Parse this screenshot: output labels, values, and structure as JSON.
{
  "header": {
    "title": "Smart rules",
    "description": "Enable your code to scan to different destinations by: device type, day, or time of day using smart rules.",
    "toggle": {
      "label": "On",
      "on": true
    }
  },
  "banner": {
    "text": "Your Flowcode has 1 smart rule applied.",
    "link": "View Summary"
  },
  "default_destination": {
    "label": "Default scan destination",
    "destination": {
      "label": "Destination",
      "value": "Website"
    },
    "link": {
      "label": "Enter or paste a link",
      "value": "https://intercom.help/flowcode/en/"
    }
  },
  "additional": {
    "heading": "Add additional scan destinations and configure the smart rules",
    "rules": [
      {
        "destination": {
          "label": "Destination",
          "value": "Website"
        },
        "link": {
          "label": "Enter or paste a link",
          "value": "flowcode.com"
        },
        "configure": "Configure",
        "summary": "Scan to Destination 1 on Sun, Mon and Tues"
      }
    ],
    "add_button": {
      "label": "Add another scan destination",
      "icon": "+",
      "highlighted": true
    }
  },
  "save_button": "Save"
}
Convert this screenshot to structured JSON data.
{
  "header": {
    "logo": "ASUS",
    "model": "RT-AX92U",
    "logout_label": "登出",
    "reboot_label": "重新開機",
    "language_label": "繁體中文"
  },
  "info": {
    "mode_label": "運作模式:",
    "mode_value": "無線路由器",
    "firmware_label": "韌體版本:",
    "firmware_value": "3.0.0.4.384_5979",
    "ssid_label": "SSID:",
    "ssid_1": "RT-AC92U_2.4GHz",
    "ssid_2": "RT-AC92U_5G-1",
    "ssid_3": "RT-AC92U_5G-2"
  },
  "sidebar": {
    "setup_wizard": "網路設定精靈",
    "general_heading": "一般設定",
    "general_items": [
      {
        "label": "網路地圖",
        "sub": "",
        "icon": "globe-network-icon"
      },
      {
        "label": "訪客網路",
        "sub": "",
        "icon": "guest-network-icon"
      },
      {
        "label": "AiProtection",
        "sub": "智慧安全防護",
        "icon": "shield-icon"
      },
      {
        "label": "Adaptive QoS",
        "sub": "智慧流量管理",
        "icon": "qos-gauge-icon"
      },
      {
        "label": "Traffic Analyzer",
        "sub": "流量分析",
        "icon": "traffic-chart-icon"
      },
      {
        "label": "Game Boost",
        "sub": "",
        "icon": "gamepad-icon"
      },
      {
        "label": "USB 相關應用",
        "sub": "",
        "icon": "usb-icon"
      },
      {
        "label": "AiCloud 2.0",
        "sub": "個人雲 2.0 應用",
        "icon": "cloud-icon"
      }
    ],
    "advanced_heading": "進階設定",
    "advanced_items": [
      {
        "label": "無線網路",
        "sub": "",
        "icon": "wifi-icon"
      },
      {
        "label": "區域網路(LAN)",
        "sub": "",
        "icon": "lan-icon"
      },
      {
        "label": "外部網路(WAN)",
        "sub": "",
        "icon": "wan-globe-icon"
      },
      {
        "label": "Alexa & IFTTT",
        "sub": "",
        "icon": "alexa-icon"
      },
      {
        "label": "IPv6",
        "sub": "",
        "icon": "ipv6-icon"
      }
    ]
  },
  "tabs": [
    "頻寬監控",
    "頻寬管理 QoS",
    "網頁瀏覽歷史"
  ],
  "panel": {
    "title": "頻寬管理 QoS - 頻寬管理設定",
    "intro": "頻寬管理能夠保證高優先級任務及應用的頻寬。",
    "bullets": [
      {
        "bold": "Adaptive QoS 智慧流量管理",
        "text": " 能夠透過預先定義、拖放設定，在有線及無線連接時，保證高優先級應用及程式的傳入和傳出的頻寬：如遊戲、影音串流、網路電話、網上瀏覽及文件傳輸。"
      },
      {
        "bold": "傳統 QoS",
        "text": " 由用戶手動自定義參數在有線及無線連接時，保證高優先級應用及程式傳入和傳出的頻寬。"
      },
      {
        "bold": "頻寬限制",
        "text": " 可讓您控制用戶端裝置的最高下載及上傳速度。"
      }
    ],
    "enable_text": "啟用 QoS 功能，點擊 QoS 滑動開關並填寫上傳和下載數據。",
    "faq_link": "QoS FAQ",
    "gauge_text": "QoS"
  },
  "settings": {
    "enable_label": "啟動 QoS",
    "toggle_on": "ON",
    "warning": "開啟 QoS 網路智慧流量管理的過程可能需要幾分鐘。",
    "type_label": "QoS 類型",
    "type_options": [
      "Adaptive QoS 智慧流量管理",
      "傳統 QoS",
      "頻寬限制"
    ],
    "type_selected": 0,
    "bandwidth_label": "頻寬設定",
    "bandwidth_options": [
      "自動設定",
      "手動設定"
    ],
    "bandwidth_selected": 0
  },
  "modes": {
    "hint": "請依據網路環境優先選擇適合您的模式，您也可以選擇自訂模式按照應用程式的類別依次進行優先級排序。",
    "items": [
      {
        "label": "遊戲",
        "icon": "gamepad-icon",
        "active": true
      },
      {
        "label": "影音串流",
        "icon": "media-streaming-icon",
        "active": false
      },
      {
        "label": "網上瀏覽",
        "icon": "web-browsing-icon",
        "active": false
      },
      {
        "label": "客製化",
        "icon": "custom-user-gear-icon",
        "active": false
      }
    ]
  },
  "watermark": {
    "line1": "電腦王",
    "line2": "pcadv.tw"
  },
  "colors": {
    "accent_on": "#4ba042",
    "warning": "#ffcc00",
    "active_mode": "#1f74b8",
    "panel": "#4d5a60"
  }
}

Written exercise =>
Copy all lines above containing the string "JSON".

Output for this task =>
Parse this screenshot: output labels, values, and structure as JSON.
Convert this screenshot to structured JSON data.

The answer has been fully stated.